------ Provided data

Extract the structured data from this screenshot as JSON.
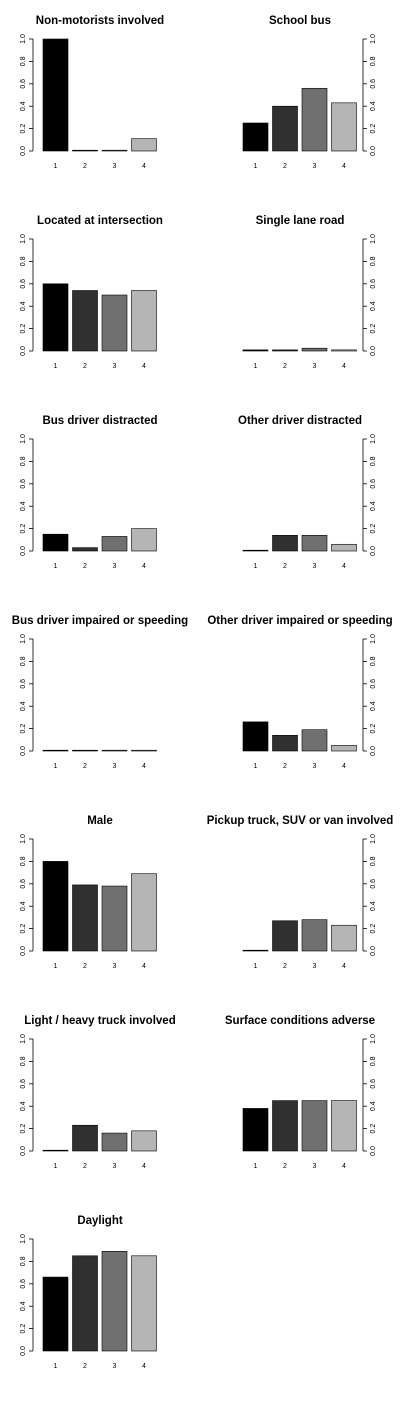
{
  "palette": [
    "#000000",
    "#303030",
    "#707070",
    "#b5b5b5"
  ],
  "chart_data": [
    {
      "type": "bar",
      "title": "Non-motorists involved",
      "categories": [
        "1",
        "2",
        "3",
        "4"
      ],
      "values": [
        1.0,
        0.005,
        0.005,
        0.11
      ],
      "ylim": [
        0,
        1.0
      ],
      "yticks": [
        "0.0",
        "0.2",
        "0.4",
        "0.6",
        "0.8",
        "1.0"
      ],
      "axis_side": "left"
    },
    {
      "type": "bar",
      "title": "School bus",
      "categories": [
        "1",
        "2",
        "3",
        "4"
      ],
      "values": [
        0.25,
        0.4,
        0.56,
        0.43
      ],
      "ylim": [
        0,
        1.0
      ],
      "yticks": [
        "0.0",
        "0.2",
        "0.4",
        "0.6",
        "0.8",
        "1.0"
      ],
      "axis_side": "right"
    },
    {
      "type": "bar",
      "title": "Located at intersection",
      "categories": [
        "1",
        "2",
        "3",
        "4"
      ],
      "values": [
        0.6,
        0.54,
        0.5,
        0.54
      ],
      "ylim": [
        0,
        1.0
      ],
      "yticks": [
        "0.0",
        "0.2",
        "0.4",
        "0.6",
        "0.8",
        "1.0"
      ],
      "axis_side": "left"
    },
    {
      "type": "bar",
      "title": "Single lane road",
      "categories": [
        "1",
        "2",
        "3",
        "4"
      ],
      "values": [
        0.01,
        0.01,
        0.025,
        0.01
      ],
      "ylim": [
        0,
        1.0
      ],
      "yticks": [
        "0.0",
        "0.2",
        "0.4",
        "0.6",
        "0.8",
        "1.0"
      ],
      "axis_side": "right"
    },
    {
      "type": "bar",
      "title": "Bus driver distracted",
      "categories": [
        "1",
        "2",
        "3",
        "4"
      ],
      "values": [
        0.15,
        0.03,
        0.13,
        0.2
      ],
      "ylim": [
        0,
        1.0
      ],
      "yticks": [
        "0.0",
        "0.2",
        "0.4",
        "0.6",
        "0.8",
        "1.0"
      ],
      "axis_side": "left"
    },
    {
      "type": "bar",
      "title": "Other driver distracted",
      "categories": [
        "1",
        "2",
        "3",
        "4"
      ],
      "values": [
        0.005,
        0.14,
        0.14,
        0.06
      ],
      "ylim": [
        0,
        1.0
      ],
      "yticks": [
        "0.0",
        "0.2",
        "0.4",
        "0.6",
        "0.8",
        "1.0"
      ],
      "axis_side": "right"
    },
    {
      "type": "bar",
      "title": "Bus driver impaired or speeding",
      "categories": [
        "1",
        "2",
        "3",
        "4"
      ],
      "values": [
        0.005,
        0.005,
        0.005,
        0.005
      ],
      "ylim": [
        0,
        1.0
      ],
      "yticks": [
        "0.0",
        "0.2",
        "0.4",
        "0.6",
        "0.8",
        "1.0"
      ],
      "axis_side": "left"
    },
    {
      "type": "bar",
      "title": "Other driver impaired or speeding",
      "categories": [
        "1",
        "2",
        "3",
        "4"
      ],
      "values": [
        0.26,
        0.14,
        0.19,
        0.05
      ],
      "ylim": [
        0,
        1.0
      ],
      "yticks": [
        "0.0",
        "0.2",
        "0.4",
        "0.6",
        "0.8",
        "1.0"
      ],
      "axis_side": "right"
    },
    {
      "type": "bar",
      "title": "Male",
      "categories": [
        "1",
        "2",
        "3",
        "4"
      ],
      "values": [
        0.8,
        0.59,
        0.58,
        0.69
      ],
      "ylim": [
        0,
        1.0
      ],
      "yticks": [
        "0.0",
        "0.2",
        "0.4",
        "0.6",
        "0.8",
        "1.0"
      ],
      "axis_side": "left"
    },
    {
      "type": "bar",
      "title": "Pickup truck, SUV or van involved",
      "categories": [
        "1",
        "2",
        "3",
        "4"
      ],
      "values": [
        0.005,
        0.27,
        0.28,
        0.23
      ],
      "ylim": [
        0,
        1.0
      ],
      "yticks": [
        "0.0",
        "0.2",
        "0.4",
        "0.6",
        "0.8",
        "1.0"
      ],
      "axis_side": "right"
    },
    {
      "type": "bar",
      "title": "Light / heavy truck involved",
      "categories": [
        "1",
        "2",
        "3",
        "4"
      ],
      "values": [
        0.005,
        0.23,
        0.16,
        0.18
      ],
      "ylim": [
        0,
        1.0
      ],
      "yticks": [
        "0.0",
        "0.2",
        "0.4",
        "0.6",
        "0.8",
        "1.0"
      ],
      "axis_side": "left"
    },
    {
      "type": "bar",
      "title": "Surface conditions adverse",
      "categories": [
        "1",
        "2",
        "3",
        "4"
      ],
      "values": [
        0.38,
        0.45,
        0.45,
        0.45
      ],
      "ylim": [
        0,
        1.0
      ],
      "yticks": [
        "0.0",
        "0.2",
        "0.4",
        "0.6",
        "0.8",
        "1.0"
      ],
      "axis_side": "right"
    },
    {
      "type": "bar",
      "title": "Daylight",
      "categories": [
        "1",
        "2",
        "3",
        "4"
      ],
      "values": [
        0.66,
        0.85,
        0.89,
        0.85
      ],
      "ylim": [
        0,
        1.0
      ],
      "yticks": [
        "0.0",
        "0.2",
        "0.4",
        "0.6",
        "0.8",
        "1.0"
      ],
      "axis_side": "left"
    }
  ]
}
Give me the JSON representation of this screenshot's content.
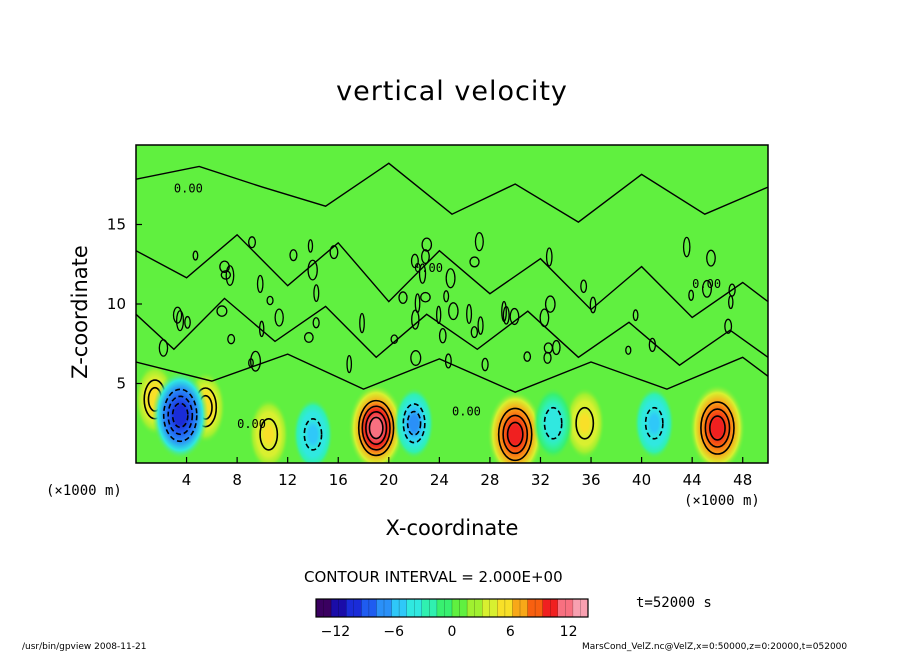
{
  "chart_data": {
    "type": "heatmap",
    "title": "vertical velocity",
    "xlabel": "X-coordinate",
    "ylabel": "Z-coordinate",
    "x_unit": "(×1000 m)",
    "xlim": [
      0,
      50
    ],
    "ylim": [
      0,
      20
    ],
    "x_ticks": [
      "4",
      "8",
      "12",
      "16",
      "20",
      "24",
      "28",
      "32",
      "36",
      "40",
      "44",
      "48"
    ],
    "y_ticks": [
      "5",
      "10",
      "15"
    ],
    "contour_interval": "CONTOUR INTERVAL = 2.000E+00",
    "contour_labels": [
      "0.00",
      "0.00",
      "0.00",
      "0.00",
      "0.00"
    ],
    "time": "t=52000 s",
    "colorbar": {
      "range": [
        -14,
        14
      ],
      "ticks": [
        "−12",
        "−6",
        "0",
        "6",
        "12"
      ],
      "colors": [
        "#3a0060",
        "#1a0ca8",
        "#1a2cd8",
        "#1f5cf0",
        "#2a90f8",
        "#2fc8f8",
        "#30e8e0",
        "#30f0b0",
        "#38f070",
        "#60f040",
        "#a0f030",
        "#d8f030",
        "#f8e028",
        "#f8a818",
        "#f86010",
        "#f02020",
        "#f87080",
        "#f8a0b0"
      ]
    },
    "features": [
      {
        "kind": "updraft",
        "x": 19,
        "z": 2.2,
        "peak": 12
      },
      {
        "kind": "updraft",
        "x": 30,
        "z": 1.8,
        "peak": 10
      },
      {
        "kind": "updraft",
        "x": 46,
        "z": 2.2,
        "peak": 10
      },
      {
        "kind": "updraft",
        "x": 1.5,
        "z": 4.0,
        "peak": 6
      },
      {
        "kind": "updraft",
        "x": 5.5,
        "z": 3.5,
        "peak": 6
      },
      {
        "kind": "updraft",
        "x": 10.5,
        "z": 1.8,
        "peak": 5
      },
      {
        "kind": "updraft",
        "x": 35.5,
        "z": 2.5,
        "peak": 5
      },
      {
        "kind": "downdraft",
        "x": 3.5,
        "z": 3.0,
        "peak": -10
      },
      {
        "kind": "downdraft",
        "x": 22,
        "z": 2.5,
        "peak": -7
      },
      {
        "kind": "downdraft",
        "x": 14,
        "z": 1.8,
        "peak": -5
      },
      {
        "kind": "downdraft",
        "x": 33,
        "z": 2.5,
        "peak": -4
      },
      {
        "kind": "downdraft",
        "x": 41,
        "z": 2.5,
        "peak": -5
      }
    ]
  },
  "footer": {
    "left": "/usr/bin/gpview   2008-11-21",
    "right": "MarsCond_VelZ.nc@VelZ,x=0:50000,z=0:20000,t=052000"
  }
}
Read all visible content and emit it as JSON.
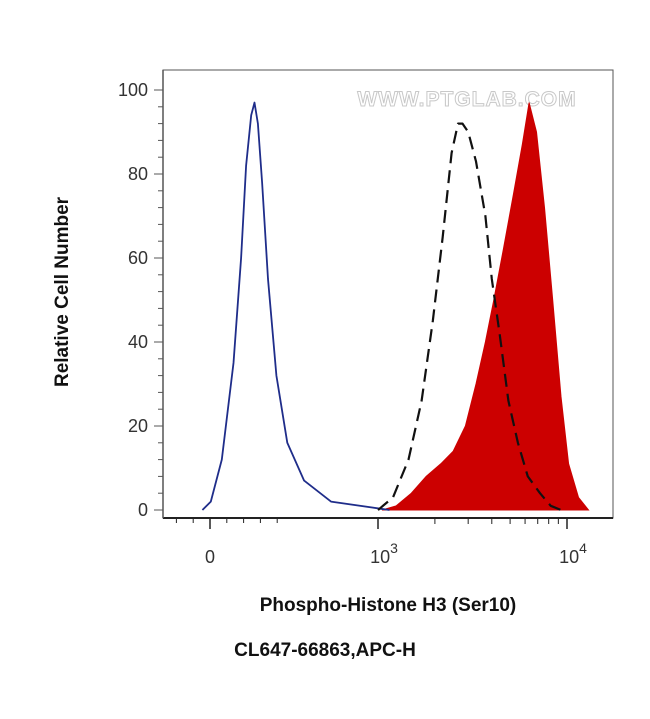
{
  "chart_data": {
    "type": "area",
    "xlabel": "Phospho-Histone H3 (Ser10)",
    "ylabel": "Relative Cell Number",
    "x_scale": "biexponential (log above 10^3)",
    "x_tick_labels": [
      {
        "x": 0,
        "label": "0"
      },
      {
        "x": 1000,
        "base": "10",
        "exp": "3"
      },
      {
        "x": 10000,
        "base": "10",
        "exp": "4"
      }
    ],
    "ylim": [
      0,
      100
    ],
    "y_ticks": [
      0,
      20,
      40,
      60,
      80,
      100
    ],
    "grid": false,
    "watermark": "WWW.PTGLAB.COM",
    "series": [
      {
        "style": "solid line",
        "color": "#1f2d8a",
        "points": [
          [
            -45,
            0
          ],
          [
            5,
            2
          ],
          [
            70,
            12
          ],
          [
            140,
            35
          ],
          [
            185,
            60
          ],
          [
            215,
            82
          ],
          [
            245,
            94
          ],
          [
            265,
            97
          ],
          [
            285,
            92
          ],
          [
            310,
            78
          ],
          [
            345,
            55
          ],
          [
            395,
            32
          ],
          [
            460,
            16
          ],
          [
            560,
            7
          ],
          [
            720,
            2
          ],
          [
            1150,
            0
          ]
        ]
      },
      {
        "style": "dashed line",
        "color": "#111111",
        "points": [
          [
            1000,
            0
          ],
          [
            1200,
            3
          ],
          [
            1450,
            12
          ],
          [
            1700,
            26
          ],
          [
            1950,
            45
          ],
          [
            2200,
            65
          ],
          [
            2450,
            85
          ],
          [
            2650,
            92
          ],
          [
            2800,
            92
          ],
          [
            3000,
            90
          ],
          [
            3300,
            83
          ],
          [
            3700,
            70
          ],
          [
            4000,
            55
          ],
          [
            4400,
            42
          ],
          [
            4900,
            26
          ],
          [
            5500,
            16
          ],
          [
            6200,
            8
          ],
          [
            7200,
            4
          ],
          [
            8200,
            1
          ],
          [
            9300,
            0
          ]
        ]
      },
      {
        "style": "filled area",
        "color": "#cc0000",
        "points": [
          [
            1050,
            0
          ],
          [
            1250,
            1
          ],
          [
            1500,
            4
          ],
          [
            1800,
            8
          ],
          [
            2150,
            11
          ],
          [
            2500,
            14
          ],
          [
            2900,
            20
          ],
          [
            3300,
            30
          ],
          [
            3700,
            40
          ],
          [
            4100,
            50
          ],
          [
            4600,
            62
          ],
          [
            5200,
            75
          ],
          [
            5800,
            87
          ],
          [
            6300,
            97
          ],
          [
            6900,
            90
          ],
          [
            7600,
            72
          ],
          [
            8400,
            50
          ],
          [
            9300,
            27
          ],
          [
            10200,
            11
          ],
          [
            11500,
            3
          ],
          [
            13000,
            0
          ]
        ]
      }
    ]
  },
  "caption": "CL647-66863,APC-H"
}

------------

- Work to complete -
Report only how many lines in the listing contain the string "content".

- Expected output -
2